Repeat the listing that follows, character for character, minus the pictures.

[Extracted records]
····················

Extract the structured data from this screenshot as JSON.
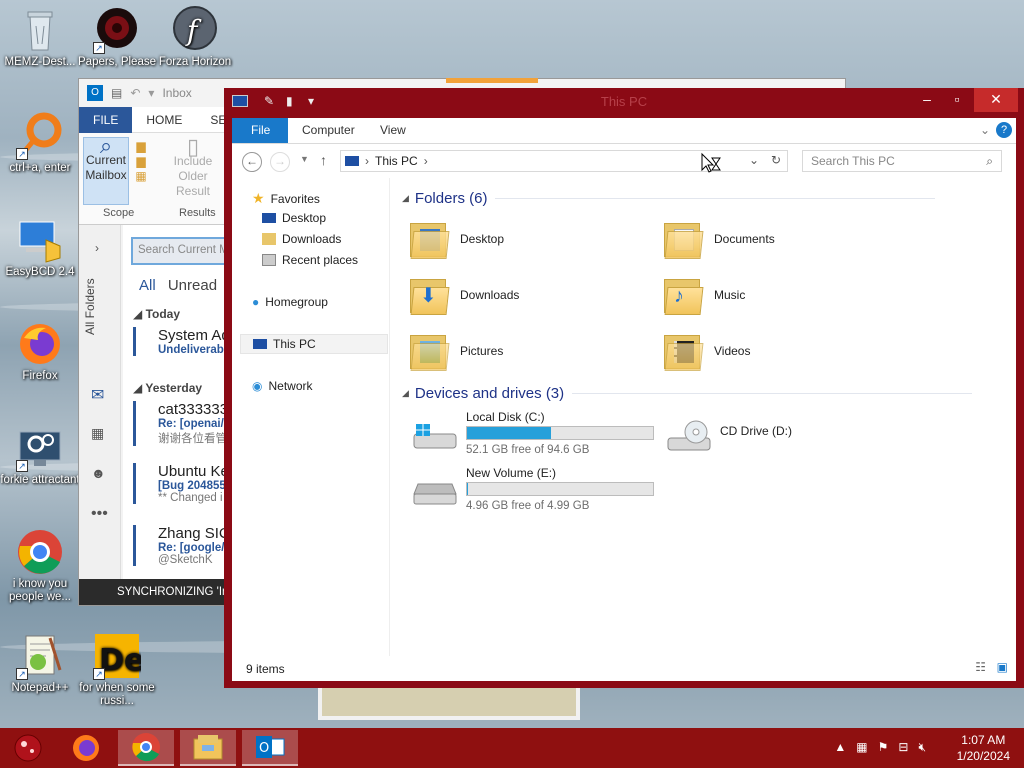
{
  "desktop": {
    "icons": [
      {
        "label": "MEMZ-Dest..."
      },
      {
        "label": "Papers, Please"
      },
      {
        "label": "Forza Horizon"
      },
      {
        "label": "ctrl+a, enter"
      },
      {
        "label": "EasyBCD 2.4"
      },
      {
        "label": "Firefox"
      },
      {
        "label": "forkie attractant"
      },
      {
        "label": "i know you people we..."
      },
      {
        "label": "Notepad++"
      },
      {
        "label": "for when some russi..."
      }
    ]
  },
  "outlook": {
    "title_fragment": "Inbox",
    "ribbon_tabs": [
      "FILE",
      "HOME",
      "SE"
    ],
    "ribbon": {
      "current_mailbox": "Current Mailbox",
      "include_older": "Include Older Result",
      "scope_label": "Scope",
      "results_label": "Results"
    },
    "side_label": "All Folders",
    "search_placeholder": "Search Current M",
    "filter_all": "All",
    "filter_unread": "Unread",
    "sections": [
      "Today",
      "Yesterday"
    ],
    "mails": [
      {
        "from": "System Ad",
        "subject": "Undeliverabl",
        "preview": ""
      },
      {
        "from": "cat333333",
        "subject": "Re: [openai/",
        "preview": "谢谢各位看管"
      },
      {
        "from": "Ubuntu Ke",
        "subject": "[Bug 204855",
        "preview": "** Changed i"
      },
      {
        "from": "Zhang SIC",
        "subject": "Re: [google/",
        "preview": "@SketchK"
      }
    ],
    "status": "SYNCHRONIZING  'Ini"
  },
  "explorer": {
    "title": "This PC",
    "tabs": {
      "file": "File",
      "computer": "Computer",
      "view": "View"
    },
    "address": "This PC",
    "search_placeholder": "Search This PC",
    "nav": {
      "favorites": "Favorites",
      "desktop": "Desktop",
      "downloads": "Downloads",
      "recent": "Recent places",
      "homegroup": "Homegroup",
      "thispc": "This PC",
      "network": "Network"
    },
    "folders_header": "Folders (6)",
    "folders": [
      {
        "name": "Desktop"
      },
      {
        "name": "Documents"
      },
      {
        "name": "Downloads"
      },
      {
        "name": "Music"
      },
      {
        "name": "Pictures"
      },
      {
        "name": "Videos"
      }
    ],
    "drives_header": "Devices and drives (3)",
    "drives": [
      {
        "name": "Local Disk (C:)",
        "free": "52.1 GB free of 94.6 GB",
        "used_fraction": 0.449
      },
      {
        "name": "CD Drive (D:)",
        "free": "",
        "used_fraction": 0
      },
      {
        "name": "New Volume (E:)",
        "free": "4.96 GB free of 4.99 GB",
        "used_fraction": 0.006
      }
    ],
    "status": "9 items"
  },
  "taskbar": {
    "time": "1:07 AM",
    "date": "1/20/2024"
  }
}
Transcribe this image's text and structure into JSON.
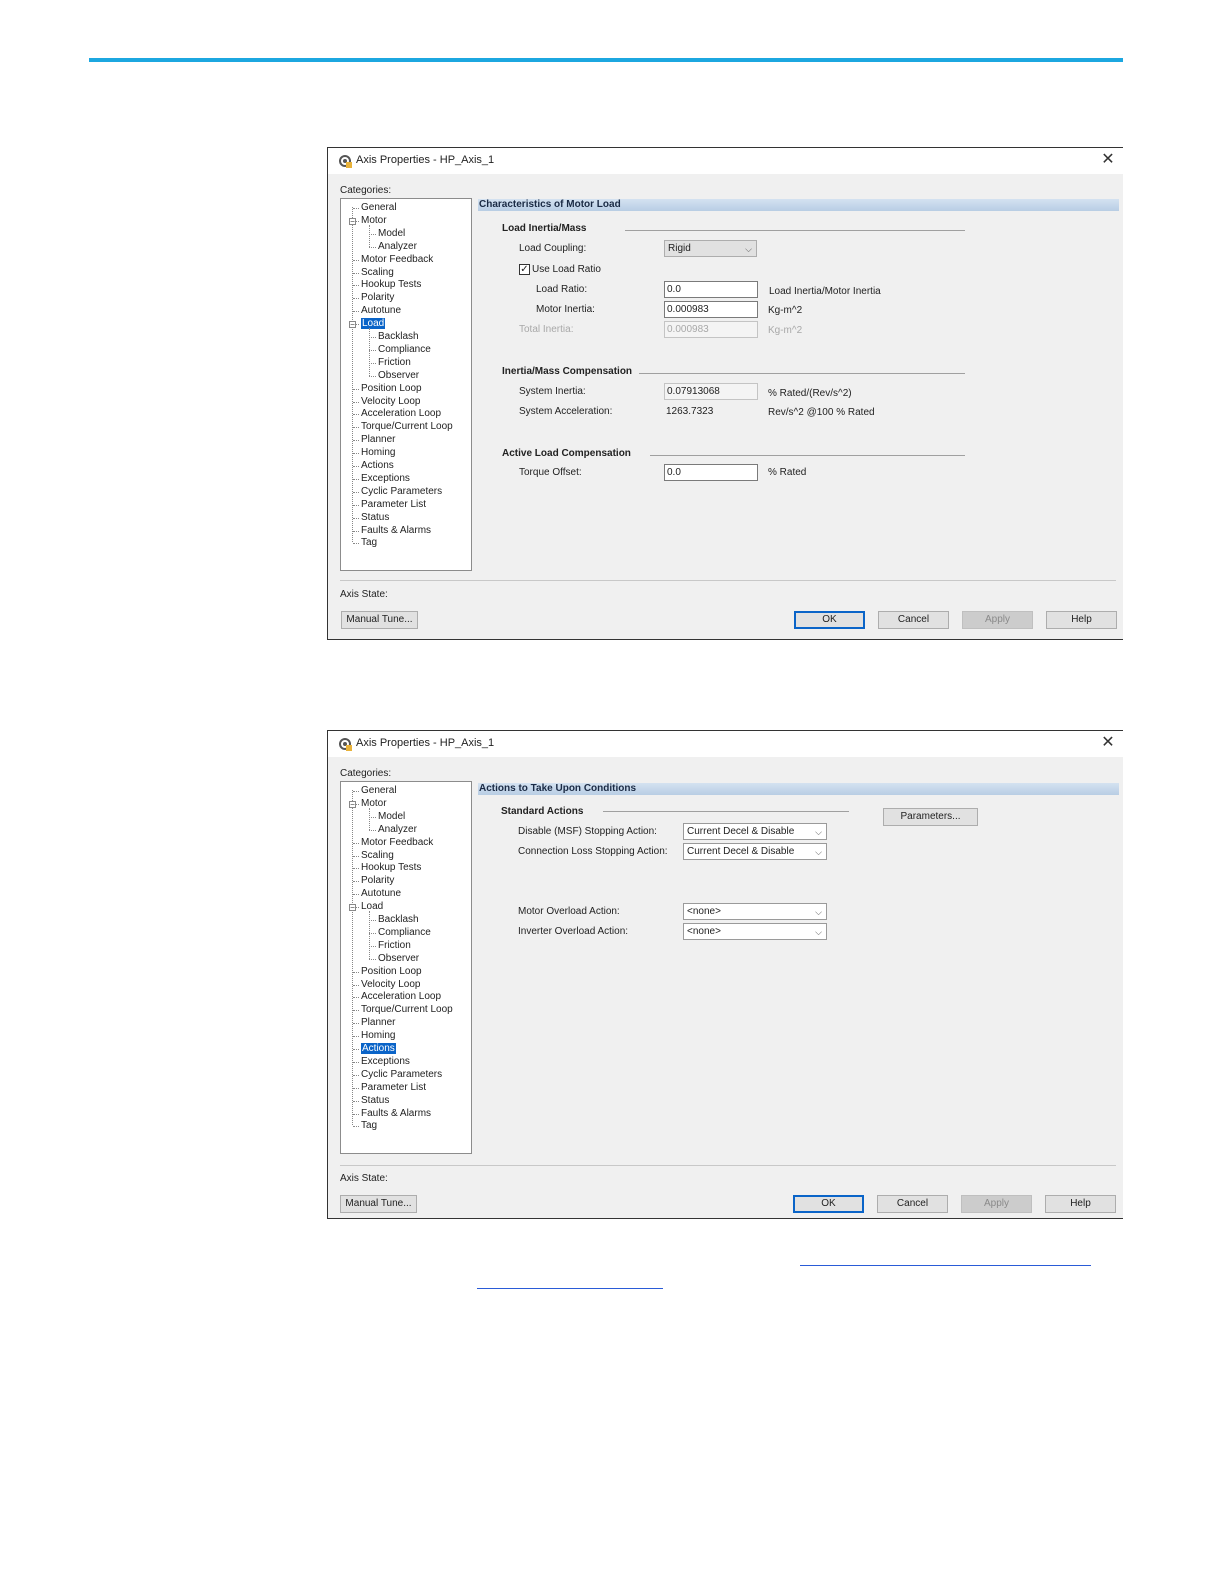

····················

### Task result
Extract the structured data from this screenshot as JSON.
{
  "desktop": {
    "icons": [
      {
        "label": "MEMZ-Dest..."
      },
      {
        "label": "Papers, Please"
      },
      {
        "label": "Forza Horizon"
      },
      {
        "label": "ctrl+a, enter"
      },
      {
        "label": "EasyBCD 2.4"
      },
      {
        "label": "Firefox"
      },
      {
        "label": "forkie attractant"
      },
      {
        "label": "i know you people we..."
      },
      {
        "label": "Notepad++"
      },
      {
        "label": "for when some russi..."
      }
    ]
  },
  "outlook": {
    "title_fragment": "Inbox",
    "ribbon_tabs": [
      "FILE",
      "HOME",
      "SE"
    ],
    "ribbon": {
      "current_mailbox": "Current Mailbox",
      "include_older": "Include Older Result",
      "scope_label": "Scope",
      "results_label": "Results"
    },
    "side_label": "All Folders",
    "search_placeholder": "Search Current M",
    "filter_all": "All",
    "filter_unread": "Unread",
    "sections": [
      "Today",
      "Yesterday"
    ],
    "mails": [
      {
        "from": "System Ad",
        "subject": "Undeliverabl",
        "preview": ""
      },
      {
        "from": "cat333333",
        "subject": "Re: [openai/",
        "preview": "谢谢各位看管"
      },
      {
        "from": "Ubuntu Ke",
        "subject": "[Bug 204855",
        "preview": "** Changed i"
      },
      {
        "from": "Zhang SIC",
        "subject": "Re: [google/",
        "preview": "@SketchK"
      }
    ],
    "status": "SYNCHRONIZING  'Ini"
  },
  "explorer": {
    "title": "This PC",
    "tabs": {
      "file": "File",
      "computer": "Computer",
      "view": "View"
    },
    "address": "This PC",
    "search_placeholder": "Search This PC",
    "nav": {
      "favorites": "Favorites",
      "desktop": "Desktop",
      "downloads": "Downloads",
      "recent": "Recent places",
      "homegroup": "Homegroup",
      "thispc": "This PC",
      "network": "Network"
    },
    "folders_header": "Folders (6)",
    "folders": [
      {
        "name": "Desktop"
      },
      {
        "name": "Documents"
      },
      {
        "name": "Downloads"
      },
      {
        "name": "Music"
      },
      {
        "name": "Pictures"
      },
      {
        "name": "Videos"
      }
    ],
    "drives_header": "Devices and drives (3)",
    "drives": [
      {
        "name": "Local Disk (C:)",
        "free": "52.1 GB free of 94.6 GB",
        "used_fraction": 0.449
      },
      {
        "name": "CD Drive (D:)",
        "free": "",
        "used_fraction": 0
      },
      {
        "name": "New Volume (E:)",
        "free": "4.96 GB free of 4.99 GB",
        "used_fraction": 0.006
      }
    ],
    "status": "9 items"
  },
  "taskbar": {
    "time": "1:07 AM",
    "date": "1/20/2024"
  }
}
Transcribe this image's text and structure into JSON.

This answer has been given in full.